§ Short problem
Copy each line that contains the string "körning".

§ Records supplied
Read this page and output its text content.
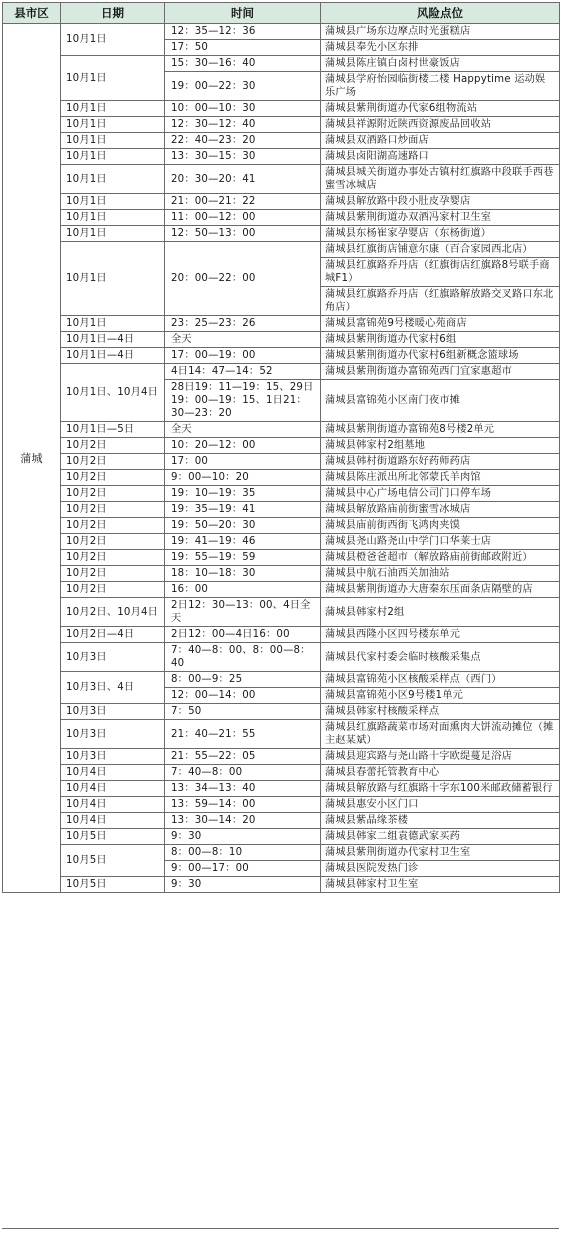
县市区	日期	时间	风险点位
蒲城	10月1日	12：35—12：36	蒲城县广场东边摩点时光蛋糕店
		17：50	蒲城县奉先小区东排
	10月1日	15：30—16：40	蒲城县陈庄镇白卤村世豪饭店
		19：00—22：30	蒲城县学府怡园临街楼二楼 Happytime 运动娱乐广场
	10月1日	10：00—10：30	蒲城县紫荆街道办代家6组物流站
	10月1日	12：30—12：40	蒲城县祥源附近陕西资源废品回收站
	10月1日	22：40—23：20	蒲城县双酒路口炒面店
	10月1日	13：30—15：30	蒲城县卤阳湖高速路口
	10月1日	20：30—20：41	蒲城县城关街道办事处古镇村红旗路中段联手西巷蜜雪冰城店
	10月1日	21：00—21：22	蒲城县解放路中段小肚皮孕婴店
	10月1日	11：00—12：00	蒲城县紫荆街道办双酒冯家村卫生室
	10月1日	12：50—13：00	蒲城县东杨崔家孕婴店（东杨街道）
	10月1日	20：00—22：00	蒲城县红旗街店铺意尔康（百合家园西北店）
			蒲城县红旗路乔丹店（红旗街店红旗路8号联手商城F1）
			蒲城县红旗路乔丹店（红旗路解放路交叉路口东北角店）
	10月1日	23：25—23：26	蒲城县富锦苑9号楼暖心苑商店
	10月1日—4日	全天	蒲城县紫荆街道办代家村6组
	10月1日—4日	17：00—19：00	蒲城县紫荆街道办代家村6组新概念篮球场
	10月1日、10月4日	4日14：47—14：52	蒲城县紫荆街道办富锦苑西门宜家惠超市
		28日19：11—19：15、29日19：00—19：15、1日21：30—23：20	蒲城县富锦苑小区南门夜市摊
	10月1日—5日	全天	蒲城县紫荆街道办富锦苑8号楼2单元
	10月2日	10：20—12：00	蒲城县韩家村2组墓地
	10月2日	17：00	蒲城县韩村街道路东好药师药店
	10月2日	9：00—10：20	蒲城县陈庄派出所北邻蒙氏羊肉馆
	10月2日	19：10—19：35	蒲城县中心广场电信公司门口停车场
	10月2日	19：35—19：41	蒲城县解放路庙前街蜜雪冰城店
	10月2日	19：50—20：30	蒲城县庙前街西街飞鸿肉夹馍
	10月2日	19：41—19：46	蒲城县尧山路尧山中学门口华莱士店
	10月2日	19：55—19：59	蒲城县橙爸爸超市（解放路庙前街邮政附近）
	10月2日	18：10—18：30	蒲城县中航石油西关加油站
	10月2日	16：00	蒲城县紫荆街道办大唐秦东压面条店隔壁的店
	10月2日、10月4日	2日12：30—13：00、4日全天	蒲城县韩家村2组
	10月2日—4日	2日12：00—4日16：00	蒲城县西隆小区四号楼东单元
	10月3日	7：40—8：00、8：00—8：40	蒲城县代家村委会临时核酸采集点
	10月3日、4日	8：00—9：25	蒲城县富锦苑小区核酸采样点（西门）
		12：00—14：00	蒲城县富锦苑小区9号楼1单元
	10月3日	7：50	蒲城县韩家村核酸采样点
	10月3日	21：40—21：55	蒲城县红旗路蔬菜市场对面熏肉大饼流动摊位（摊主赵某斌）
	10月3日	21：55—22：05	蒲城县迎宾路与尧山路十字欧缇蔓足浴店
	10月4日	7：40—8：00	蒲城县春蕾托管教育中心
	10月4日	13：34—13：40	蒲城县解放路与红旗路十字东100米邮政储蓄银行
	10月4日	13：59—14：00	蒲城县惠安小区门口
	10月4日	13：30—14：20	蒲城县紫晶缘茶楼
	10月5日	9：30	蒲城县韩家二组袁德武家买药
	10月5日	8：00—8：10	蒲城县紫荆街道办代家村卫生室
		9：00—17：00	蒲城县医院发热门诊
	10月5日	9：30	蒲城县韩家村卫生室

* * *

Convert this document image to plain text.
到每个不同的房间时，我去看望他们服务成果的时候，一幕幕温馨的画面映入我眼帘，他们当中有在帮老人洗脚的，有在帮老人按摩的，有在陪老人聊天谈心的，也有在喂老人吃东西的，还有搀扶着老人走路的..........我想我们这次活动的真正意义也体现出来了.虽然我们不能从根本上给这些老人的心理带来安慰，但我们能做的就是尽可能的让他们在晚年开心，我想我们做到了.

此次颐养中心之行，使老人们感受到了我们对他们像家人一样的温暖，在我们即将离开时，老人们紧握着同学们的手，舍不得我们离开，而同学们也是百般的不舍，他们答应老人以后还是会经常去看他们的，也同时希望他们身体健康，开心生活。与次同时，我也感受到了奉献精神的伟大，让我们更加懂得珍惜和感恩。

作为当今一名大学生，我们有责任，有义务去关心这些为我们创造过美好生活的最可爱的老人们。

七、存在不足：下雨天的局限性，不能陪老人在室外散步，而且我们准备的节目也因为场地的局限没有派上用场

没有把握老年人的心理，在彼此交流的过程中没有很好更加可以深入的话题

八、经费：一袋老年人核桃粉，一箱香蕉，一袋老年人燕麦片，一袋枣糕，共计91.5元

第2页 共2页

...

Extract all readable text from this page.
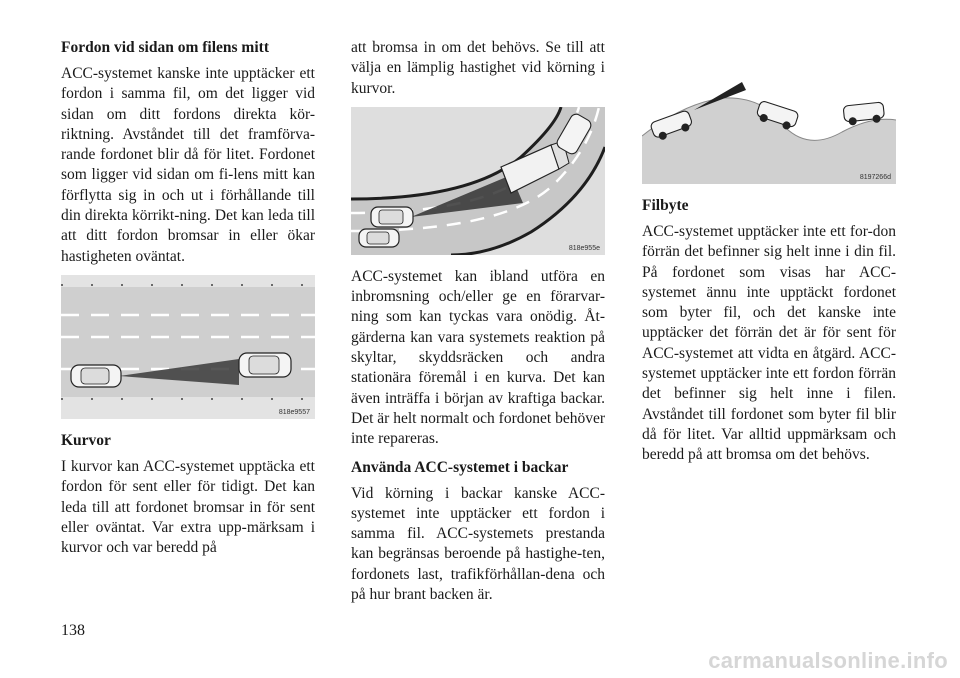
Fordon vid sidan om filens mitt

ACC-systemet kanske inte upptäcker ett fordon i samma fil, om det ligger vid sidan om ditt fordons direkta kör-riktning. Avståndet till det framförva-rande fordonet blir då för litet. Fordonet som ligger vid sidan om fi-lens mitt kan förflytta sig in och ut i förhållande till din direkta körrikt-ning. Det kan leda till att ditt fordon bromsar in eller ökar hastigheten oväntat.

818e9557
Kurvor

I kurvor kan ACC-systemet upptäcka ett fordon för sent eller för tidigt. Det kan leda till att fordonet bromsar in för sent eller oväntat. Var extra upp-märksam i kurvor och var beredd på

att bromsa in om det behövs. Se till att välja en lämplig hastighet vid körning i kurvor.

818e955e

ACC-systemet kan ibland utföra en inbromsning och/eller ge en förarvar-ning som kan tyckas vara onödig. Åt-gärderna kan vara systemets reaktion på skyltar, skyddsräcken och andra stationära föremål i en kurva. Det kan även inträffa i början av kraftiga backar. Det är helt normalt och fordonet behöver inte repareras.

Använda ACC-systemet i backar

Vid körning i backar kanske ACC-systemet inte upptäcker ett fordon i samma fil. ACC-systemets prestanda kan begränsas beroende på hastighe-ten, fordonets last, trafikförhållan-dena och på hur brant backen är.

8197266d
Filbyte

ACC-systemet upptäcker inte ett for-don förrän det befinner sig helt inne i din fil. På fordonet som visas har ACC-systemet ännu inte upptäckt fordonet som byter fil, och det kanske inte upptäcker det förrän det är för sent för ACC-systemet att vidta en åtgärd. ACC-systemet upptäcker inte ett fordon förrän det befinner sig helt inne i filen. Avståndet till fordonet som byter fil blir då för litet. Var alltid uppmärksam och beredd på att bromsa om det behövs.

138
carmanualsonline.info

§ Reply
att bromsa in om det behövs. Se till att välja en lämplig hastighet vid körning i kurvor.
Vid körning i backar kanske ACC-systemet inte upptäcker ett fordon i samma fil. ACC-systemets prestanda kan begränsas beroende på hastighe-ten, fordonets last, trafikförhållan-dena och på hur brant backen är.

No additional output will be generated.